[Dataset entries]
>>>>>
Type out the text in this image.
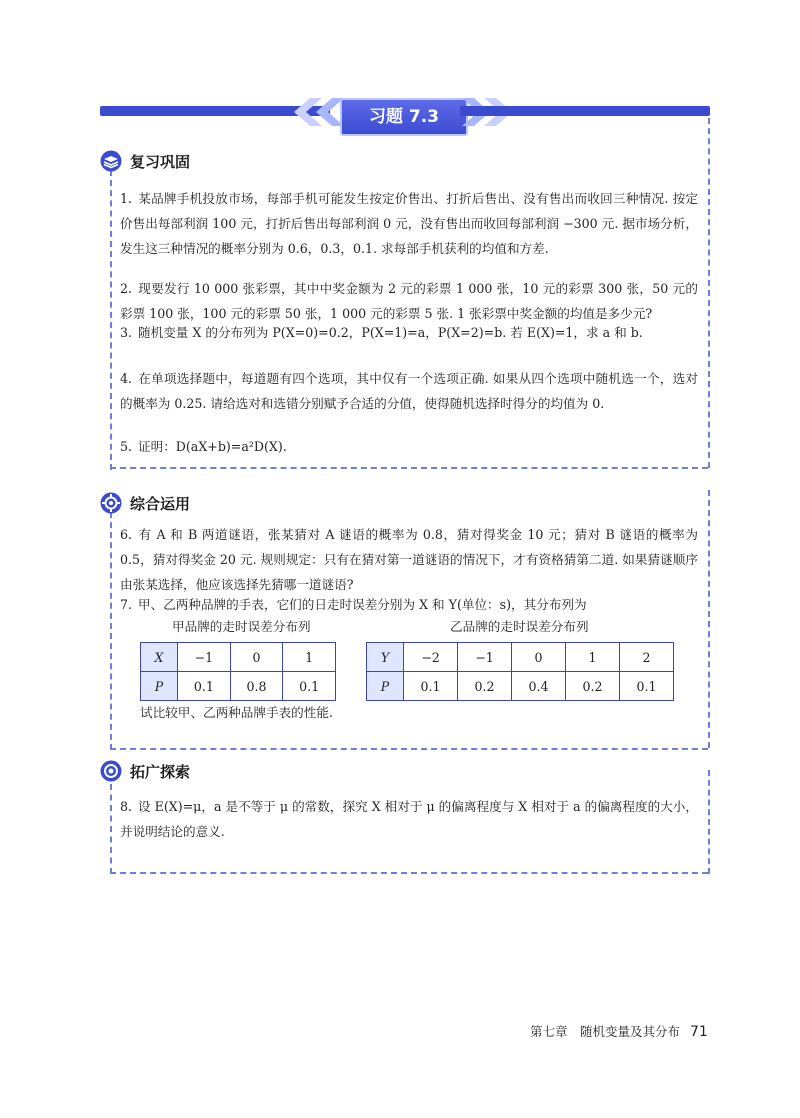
习题 7.3
复习巩固
1. 某品牌手机投放市场，每部手机可能发生按定价售出、打折后售出、没有售出而收回三种情况. 按定价售出每部利润 100 元，打折后售出每部利润 0 元，没有售出而收回每部利润 −300 元. 据市场分析，发生这三种情况的概率分别为 0.6，0.3，0.1. 求每部手机获利的均值和方差.
2. 现要发行 10 000 张彩票，其中中奖金额为 2 元的彩票 1 000 张，10 元的彩票 300 张，50 元的彩票 100 张，100 元的彩票 50 张，1 000 元的彩票 5 张. 1 张彩票中奖金额的均值是多少元?
3. 随机变量 X 的分布列为 P(X=0)=0.2，P(X=1)=a，P(X=2)=b. 若 E(X)=1，求 a 和 b.
4. 在单项选择题中，每道题有四个选项，其中仅有一个选项正确. 如果从四个选项中随机选一个，选对的概率为 0.25. 请给选对和选错分别赋予合适的分值，使得随机选择时得分的均值为 0.
5. 证明：D(aX+b)=a²D(X).
综合运用
6. 有 A 和 B 两道谜语，张某猜对 A 谜语的概率为 0.8，猜对得奖金 10 元；猜对 B 谜语的概率为 0.5，猜对得奖金 20 元. 规则规定：只有在猜对第一道谜语的情况下，才有资格猜第二道. 如果猜谜顺序由张某选择，他应该选择先猜哪一道谜语?
7. 甲、乙两种品牌的手表，它们的日走时误差分别为 X 和 Y(单位：s)，其分布列为
甲品牌的走时误差分布列	乙品牌的走时误差分布列
X	−1	0	1
P	0.1	0.8	0.1
Y	−2	−1	0	1	2
P	0.1	0.2	0.4	0.2	0.1
试比较甲、乙两种品牌手表的性能.
拓广探索
8. 设 E(X)=μ，a 是不等于 μ 的常数，探究 X 相对于 μ 的偏离程度与 X 相对于 a 的偏离程度的大小，并说明结论的意义.
第七章　随机变量及其分布 71
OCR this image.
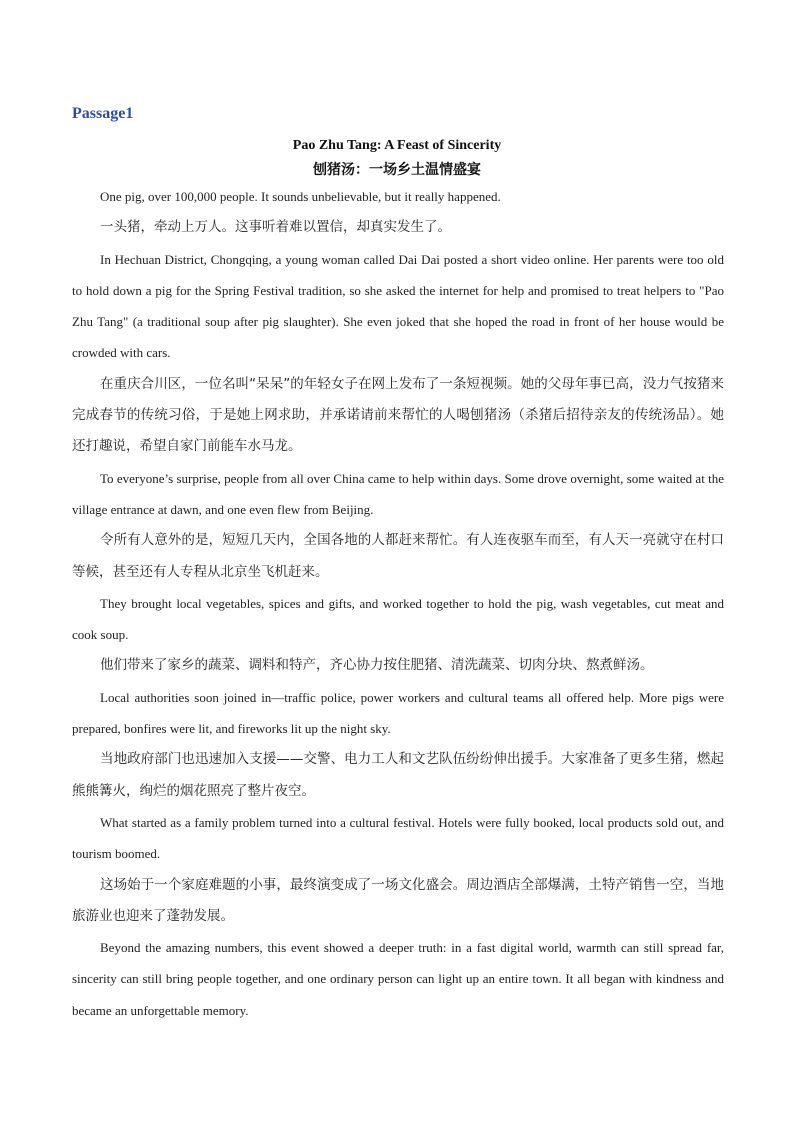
Passage1
Pao Zhu Tang: A Feast of Sincerity
刨猪汤：一场乡土温情盛宴

One pig, over 100,000 people. It sounds unbelievable, but it really happened.

一头猪，牵动上万人。这事听着难以置信，却真实发生了。

In Hechuan District, Chongqing, a young woman called Dai Dai posted a short video online. Her parents were too old to hold down a pig for the Spring Festival tradition, so she asked the internet for help and promised to treat helpers to "Pao Zhu Tang" (a traditional soup after pig slaughter). She even joked that she hoped the road in front of her house would be crowded with cars.

在重庆合川区，一位名叫“呆呆”的年轻女子在网上发布了一条短视频。她的父母年事已高，没力气按猪来完成春节的传统习俗，于是她上网求助，并承诺请前来帮忙的人喝刨猪汤（杀猪后招待亲友的传统汤品）。她还打趣说，希望自家门前能车水马龙。

To everyone’s surprise, people from all over China came to help within days. Some drove overnight, some waited at the village entrance at dawn, and one even flew from Beijing.

令所有人意外的是，短短几天内，全国各地的人都赶来帮忙。有人连夜驱车而至，有人天一亮就守在村口等候，甚至还有人专程从北京坐飞机赶来。

They brought local vegetables, spices and gifts, and worked together to hold the pig, wash vegetables, cut meat and cook soup.

他们带来了家乡的蔬菜、调料和特产，齐心协力按住肥猪、清洗蔬菜、切肉分块、熬煮鲜汤。

Local authorities soon joined in—traffic police, power workers and cultural teams all offered help. More pigs were prepared, bonfires were lit, and fireworks lit up the night sky.

当地政府部门也迅速加入支援——交警、电力工人和文艺队伍纷纷伸出援手。大家准备了更多生猪，燃起熊熊篝火，绚烂的烟花照亮了整片夜空。

What started as a family problem turned into a cultural festival. Hotels were fully booked, local products sold out, and tourism boomed.

这场始于一个家庭难题的小事，最终演变成了一场文化盛会。周边酒店全部爆满，土特产销售一空，当地旅游业也迎来了蓬勃发展。

Beyond the amazing numbers, this event showed a deeper truth: in a fast digital world, warmth can still spread far, sincerity can still bring people together, and one ordinary person can light up an entire town. It all began with kindness and became an unforgettable memory.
<<<<<
■ **Problem**
Find the word "people" in the material, then list each line that holds it.

■ **Finished task**
One pig, over 100,000 people. It sounds unbelievable, but it really happened.
To everyone’s surprise, people from all over China came to help within days. Some drove overnight, some waited at the village entrance at dawn, and one even flew from Beijing.
Beyond the amazing numbers, this event showed a deeper truth: in a fast digital world, warmth can still spread far, sincerity can still bring people together, and one ordinary person can light up an entire town. It all began with kindness and became an unforgettable memory.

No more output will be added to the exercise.